What is asked ::
Provide a single number: the count of lines containing the string "Surveyed".

Excerpted data ::

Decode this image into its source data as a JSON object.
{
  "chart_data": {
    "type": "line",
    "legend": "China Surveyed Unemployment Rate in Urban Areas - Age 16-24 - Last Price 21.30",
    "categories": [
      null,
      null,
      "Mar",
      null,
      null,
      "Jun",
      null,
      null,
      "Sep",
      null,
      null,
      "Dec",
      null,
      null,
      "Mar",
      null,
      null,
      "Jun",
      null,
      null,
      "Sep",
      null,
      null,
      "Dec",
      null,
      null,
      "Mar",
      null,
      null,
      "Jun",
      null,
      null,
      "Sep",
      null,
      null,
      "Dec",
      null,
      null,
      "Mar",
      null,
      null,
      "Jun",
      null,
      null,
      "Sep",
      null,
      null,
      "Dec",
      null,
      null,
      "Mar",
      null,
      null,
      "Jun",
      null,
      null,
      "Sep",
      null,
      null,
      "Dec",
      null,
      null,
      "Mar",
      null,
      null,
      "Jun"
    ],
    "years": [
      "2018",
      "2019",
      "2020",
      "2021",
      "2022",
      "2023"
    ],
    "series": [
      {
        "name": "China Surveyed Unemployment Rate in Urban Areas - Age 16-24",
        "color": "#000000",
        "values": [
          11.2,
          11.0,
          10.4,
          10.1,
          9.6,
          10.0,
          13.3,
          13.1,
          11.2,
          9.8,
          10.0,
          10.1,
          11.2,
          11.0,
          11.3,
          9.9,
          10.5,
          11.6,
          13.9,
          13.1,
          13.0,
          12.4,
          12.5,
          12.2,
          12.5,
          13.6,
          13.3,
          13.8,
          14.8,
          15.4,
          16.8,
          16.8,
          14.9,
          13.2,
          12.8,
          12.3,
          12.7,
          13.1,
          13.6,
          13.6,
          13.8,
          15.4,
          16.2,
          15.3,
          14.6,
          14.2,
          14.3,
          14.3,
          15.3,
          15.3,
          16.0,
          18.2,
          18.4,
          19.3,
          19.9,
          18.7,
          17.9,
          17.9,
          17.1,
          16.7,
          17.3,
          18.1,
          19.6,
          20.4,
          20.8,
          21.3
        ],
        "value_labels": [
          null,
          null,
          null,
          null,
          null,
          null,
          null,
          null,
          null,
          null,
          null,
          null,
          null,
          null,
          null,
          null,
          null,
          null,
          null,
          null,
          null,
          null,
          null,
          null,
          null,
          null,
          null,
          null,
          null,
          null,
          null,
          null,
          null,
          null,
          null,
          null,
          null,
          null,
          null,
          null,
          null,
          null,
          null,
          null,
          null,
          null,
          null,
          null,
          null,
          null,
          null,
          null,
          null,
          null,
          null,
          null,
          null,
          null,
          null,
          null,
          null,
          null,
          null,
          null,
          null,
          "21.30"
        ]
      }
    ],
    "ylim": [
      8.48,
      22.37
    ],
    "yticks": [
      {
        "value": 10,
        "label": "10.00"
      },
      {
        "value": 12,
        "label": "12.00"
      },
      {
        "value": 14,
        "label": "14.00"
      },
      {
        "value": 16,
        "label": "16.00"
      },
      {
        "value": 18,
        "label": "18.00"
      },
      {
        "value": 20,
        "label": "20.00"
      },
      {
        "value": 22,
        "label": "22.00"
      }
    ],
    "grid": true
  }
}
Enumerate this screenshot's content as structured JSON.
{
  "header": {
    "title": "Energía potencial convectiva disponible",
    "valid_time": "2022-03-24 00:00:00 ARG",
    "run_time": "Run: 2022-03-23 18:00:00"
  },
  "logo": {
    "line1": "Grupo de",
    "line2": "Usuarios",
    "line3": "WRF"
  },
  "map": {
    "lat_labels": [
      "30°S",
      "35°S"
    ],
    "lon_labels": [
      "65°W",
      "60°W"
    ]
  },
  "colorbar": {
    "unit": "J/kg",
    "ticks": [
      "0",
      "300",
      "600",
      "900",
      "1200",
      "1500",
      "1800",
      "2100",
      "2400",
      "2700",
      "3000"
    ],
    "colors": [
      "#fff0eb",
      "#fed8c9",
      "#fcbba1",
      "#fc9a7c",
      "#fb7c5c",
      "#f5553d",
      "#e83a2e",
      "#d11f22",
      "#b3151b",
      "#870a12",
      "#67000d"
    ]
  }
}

Result of this exercise ::
2